**Challenge**. Go through the entries below and retype them exactly, omitting each picture.

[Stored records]
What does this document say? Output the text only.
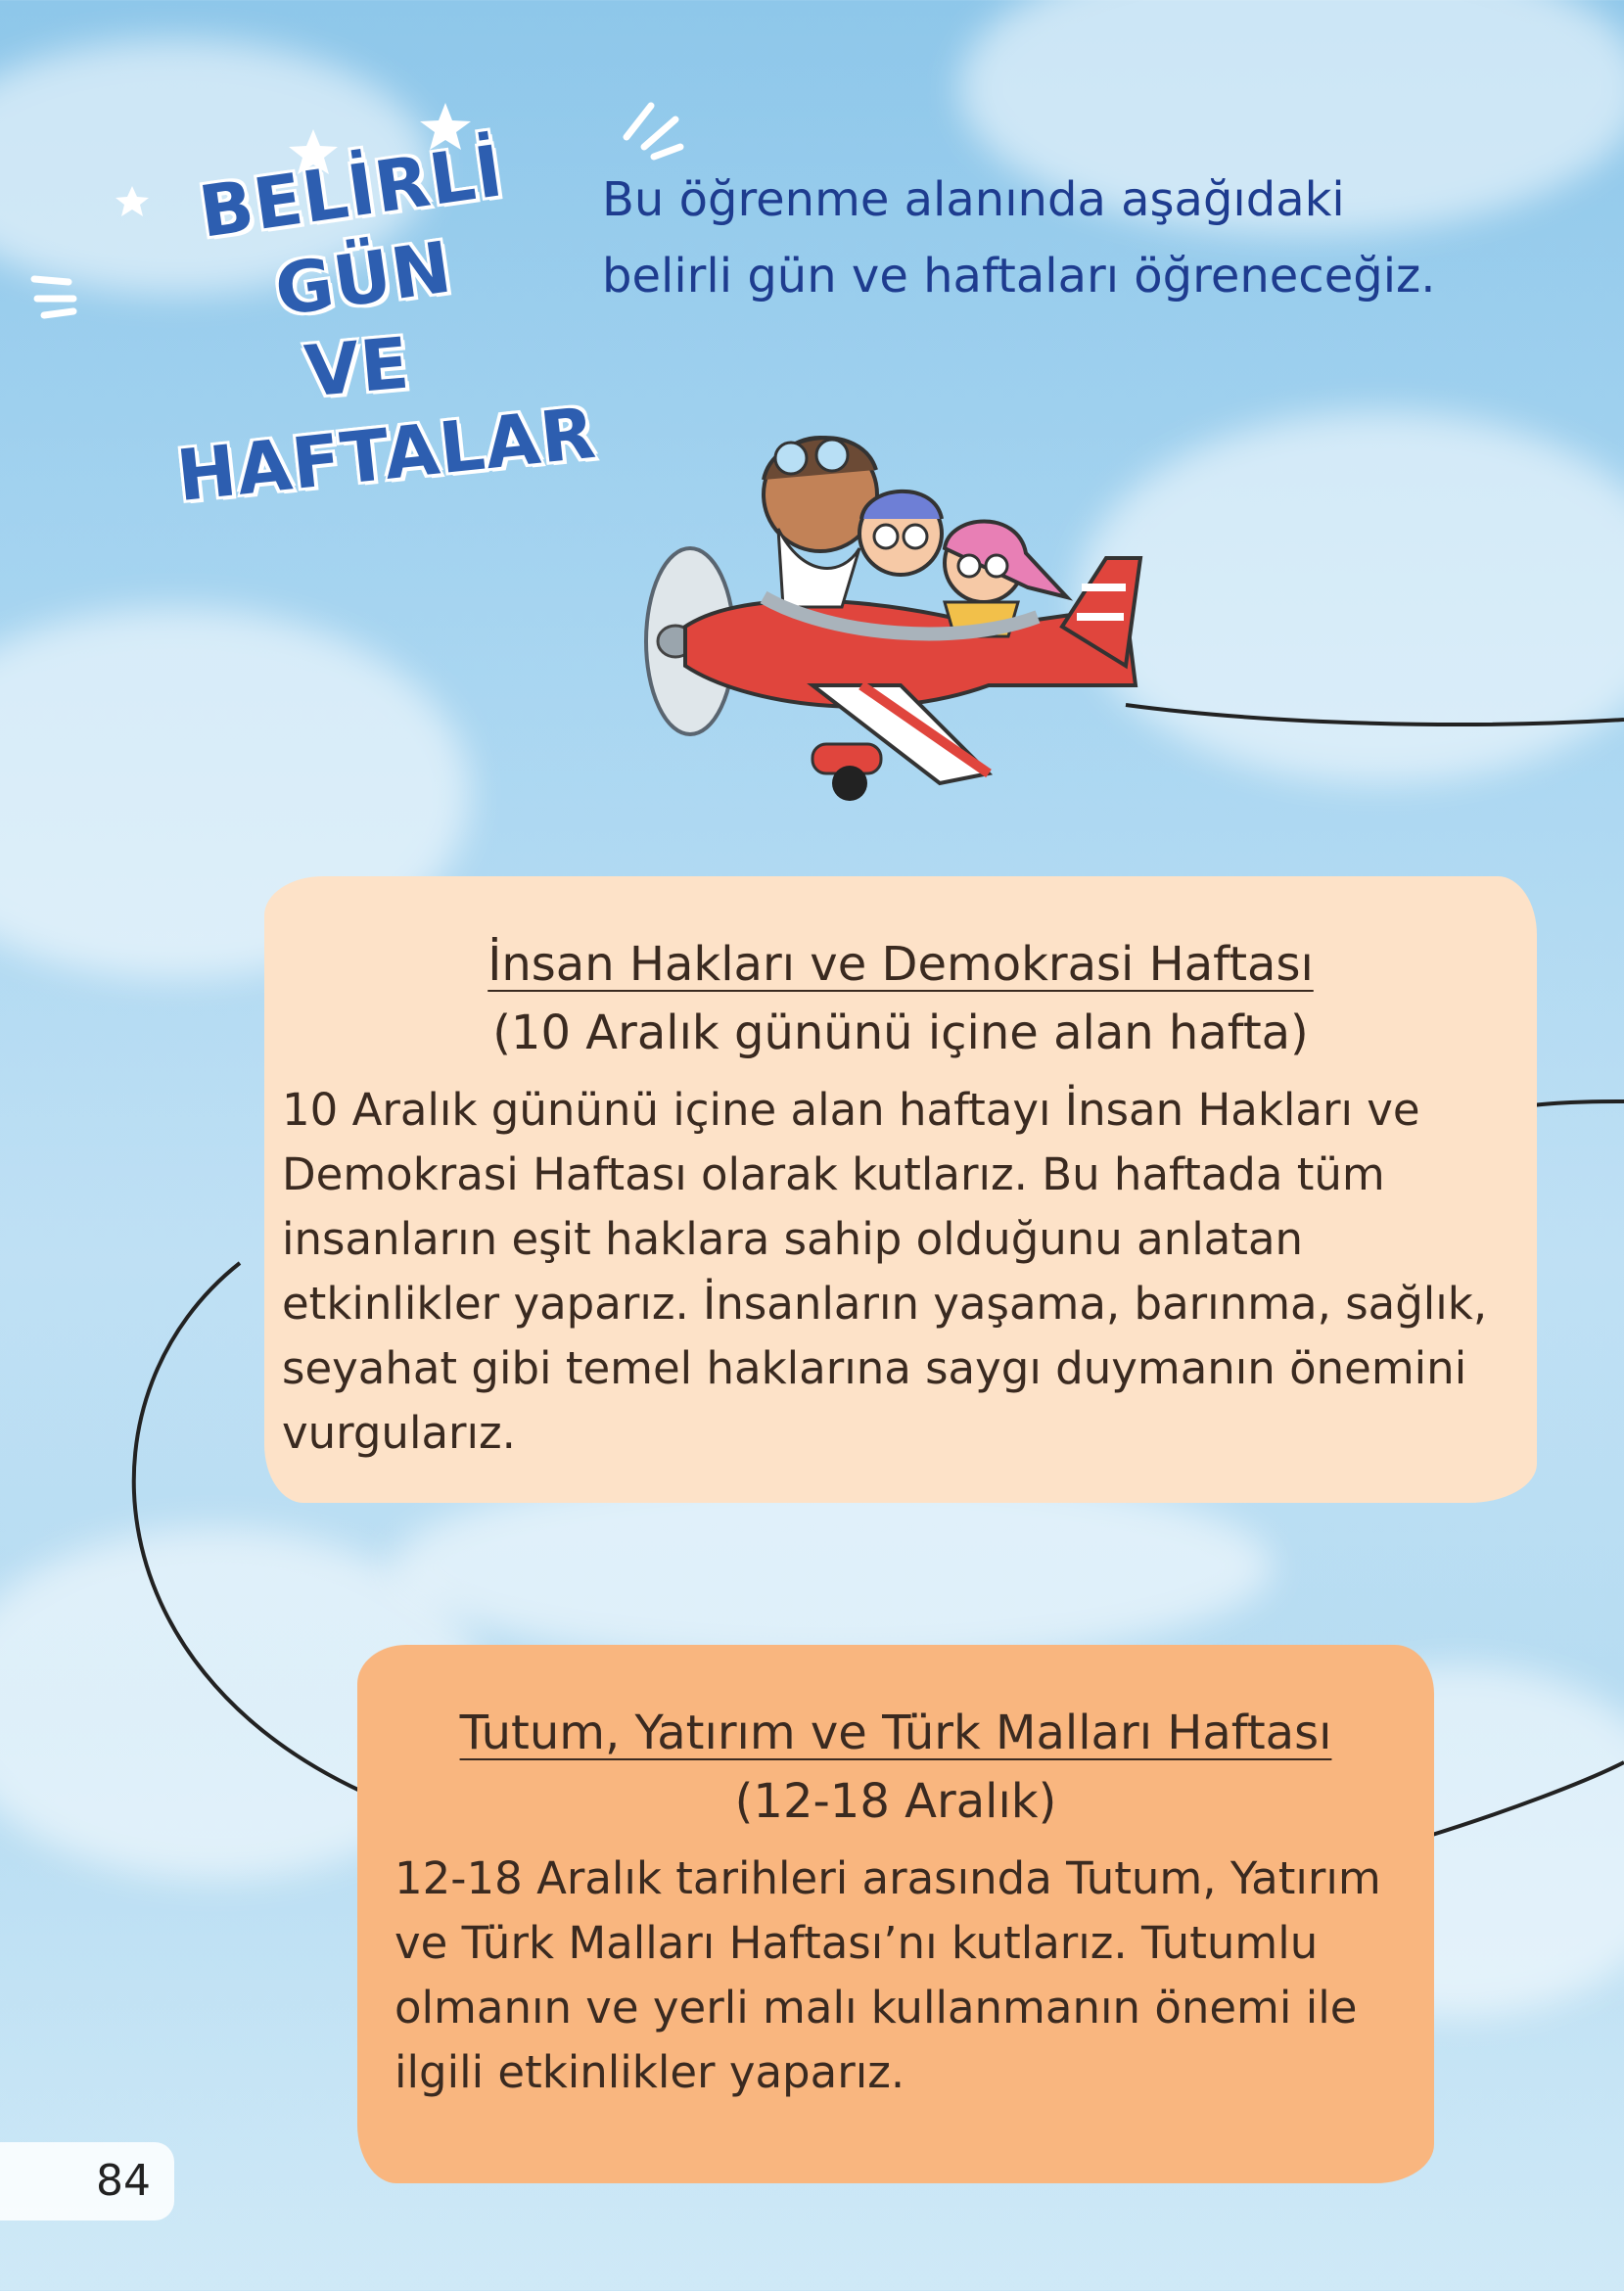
BELİRLİ GÜN
VE
HAFTALAR
Bu öğrenme alanında aşağıdaki belirli gün ve haftaları öğreneceğiz.
İnsan Hakları ve Demokrasi Haftası
(10 Aralık gününü içine alan hafta)

10 Aralık gününü içine alan haftayı İnsan Hakları ve Demokrasi Haftası olarak kutlarız. Bu haftada tüm insanların eşit haklara sahip olduğunu anlatan etkinlikler yaparız. İnsanların yaşama, barınma, sağlık, seyahat gibi temel haklarına saygı duymanın önemini vurgularız.

Tutum, Yatırım ve Türk Malları Haftası
(12-18 Aralık)

12-18 Aralık tarihleri arasında Tutum, Yatırım ve Türk Malları Haftası’nı kutlarız. Tutumlu olmanın ve yerli malı kullanmanın önemi ile ilgili etkinlikler yaparız.

84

**Solution below**.
What does this document say? Output the text only.
BELİRLİ GÜN
VE
HAFTALAR
Bu öğrenme alanında aşağıdaki belirli gün ve haftaları öğreneceğiz.
İnsan Hakları ve Demokrasi Haftası
(10 Aralık gününü içine alan hafta)

10 Aralık gününü içine alan haftayı İnsan Hakları ve Demokrasi Haftası olarak kutlarız. Bu haftada tüm insanların eşit haklara sahip olduğunu anlatan etkinlikler yaparız. İnsanların yaşama, barınma, sağlık, seyahat gibi temel haklarına saygı duymanın önemini vurgularız.

Tutum, Yatırım ve Türk Malları Haftası
(12-18 Aralık)

12-18 Aralık tarihleri arasında Tutum, Yatırım ve Türk Malları Haftası’nı kutlarız. Tutumlu olmanın ve yerli malı kullanmanın önemi ile ilgili etkinlikler yaparız.

84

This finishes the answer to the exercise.